STATED EXERCISE: Keep only the lines of the listing that include the word "桥在水中的倒影", and copy them.

DATA SHOWN:
= = = =

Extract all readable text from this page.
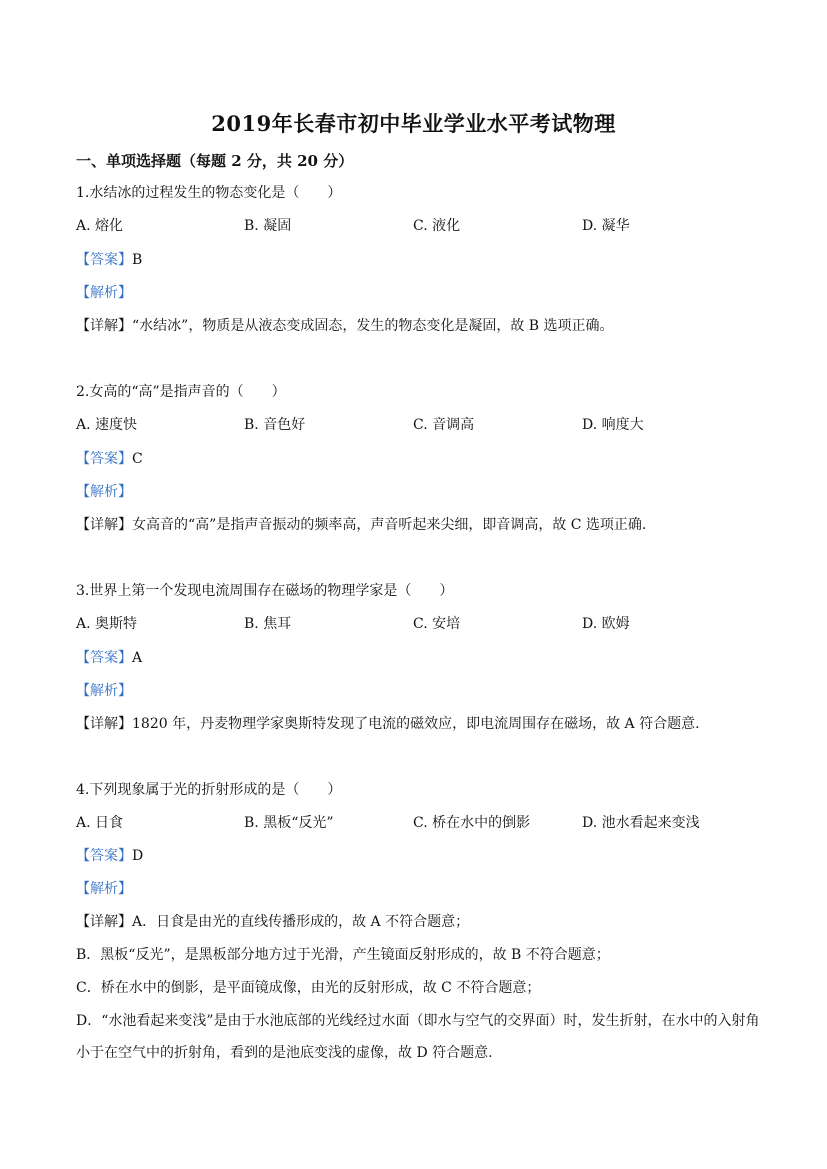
2019年长春市初中毕业学业水平考试物理
一、单项选择题（每题 2 分，共 20 分）
1.水结冰的过程发生的物态变化是（　　）
A. 熔化	B. 凝固	C. 液化	D. 凝华
【答案】B
【解析】
【详解】“水结冰”，物质是从液态变成固态，发生的物态变化是凝固，故 B 选项正确。
2.女高的“高”是指声音的（　　）
A. 速度快	B. 音色好	C. 音调高	D. 响度大
【答案】C
【解析】
【详解】女高音的“高”是指声音振动的频率高，声音听起来尖细，即音调高，故 C 选项正确.
3.世界上第一个发现电流周围存在磁场的物理学家是（　　）
A. 奥斯特	B. 焦耳	C. 安培	D. 欧姆
【答案】A
【解析】
【详解】1820 年，丹麦物理学家奥斯特发现了电流的磁效应，即电流周围存在磁场，故 A 符合题意.
4.下列现象属于光的折射形成的是（　　）
A. 日食	B. 黑板“反光”	C. 桥在水中的倒影	D. 池水看起来变浅
【答案】D
【解析】
【详解】A．日食是由光的直线传播形成的，故 A 不符合题意；
B．黑板“反光”，是黑板部分地方过于光滑，产生镜面反射形成的，故 B 不符合题意；
C．桥在水中的倒影，是平面镜成像，由光的反射形成，故 C 不符合题意；
D．“水池看起来变浅”是由于水池底部的光线经过水面（即水与空气的交界面）时，发生折射，在水中的入射角小于在空气中的折射角，看到的是池底变浅的虚像，故 D 符合题意.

= = = =

SOLUTION TO THIS TASK:
A. 日食	B. 黑板“反光”	C. 桥在水中的倒影	D. 池水看起来变浅
C．桥在水中的倒影，是平面镜成像，由光的反射形成，故 C 不符合题意；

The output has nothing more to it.